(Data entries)
++++++
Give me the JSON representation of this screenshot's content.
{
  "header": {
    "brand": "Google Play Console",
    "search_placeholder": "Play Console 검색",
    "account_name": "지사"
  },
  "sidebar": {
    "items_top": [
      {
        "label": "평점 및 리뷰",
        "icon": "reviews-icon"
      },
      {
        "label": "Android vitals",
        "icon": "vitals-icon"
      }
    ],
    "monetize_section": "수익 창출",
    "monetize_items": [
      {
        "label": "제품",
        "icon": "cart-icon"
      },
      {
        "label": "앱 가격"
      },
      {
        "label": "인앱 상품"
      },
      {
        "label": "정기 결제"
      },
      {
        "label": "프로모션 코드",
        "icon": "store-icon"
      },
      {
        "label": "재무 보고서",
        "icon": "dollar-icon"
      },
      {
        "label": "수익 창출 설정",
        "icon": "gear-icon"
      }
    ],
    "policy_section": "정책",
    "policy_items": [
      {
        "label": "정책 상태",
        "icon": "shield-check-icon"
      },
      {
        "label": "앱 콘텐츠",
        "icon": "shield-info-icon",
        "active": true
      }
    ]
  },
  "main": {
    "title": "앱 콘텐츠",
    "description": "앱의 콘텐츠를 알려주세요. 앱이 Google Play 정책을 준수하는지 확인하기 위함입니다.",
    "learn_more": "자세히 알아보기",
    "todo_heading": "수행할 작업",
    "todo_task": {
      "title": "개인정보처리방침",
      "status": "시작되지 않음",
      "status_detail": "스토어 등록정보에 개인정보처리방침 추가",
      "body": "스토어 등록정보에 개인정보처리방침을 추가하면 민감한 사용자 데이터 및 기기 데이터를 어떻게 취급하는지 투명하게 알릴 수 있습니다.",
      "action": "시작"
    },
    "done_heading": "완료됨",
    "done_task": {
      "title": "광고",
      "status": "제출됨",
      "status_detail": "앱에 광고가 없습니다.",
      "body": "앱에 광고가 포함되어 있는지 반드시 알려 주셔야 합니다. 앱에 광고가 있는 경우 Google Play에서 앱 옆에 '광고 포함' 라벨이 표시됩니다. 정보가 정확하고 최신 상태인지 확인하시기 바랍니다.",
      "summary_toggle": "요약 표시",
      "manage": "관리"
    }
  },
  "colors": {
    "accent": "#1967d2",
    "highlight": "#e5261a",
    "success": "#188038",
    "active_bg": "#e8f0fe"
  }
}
++++++
The entries above should be repeated exactly, every one of them.

Give me the JSON representation of this screenshot's content.
{
  "header": {
    "brand": "Google Play Console",
    "search_placeholder": "Play Console 검색",
    "account_name": "지사"
  },
  "sidebar": {
    "items_top": [
      {
        "label": "평점 및 리뷰",
        "icon": "reviews-icon"
      },
      {
        "label": "Android vitals",
        "icon": "vitals-icon"
      }
    ],
    "monetize_section": "수익 창출",
    "monetize_items": [
      {
        "label": "제품",
        "icon": "cart-icon"
      },
      {
        "label": "앱 가격"
      },
      {
        "label": "인앱 상품"
      },
      {
        "label": "정기 결제"
      },
      {
        "label": "프로모션 코드",
        "icon": "store-icon"
      },
      {
        "label": "재무 보고서",
        "icon": "dollar-icon"
      },
      {
        "label": "수익 창출 설정",
        "icon": "gear-icon"
      }
    ],
    "policy_section": "정책",
    "policy_items": [
      {
        "label": "정책 상태",
        "icon": "shield-check-icon"
      },
      {
        "label": "앱 콘텐츠",
        "icon": "shield-info-icon",
        "active": true
      }
    ]
  },
  "main": {
    "title": "앱 콘텐츠",
    "description": "앱의 콘텐츠를 알려주세요. 앱이 Google Play 정책을 준수하는지 확인하기 위함입니다.",
    "learn_more": "자세히 알아보기",
    "todo_heading": "수행할 작업",
    "todo_task": {
      "title": "개인정보처리방침",
      "status": "시작되지 않음",
      "status_detail": "스토어 등록정보에 개인정보처리방침 추가",
      "body": "스토어 등록정보에 개인정보처리방침을 추가하면 민감한 사용자 데이터 및 기기 데이터를 어떻게 취급하는지 투명하게 알릴 수 있습니다.",
      "action": "시작"
    },
    "done_heading": "완료됨",
    "done_task": {
      "title": "광고",
      "status": "제출됨",
      "status_detail": "앱에 광고가 없습니다.",
      "body": "앱에 광고가 포함되어 있는지 반드시 알려 주셔야 합니다. 앱에 광고가 있는 경우 Google Play에서 앱 옆에 '광고 포함' 라벨이 표시됩니다. 정보가 정확하고 최신 상태인지 확인하시기 바랍니다.",
      "summary_toggle": "요약 표시",
      "manage": "관리"
    }
  },
  "colors": {
    "accent": "#1967d2",
    "highlight": "#e5261a",
    "success": "#188038",
    "active_bg": "#e8f0fe"
  }
}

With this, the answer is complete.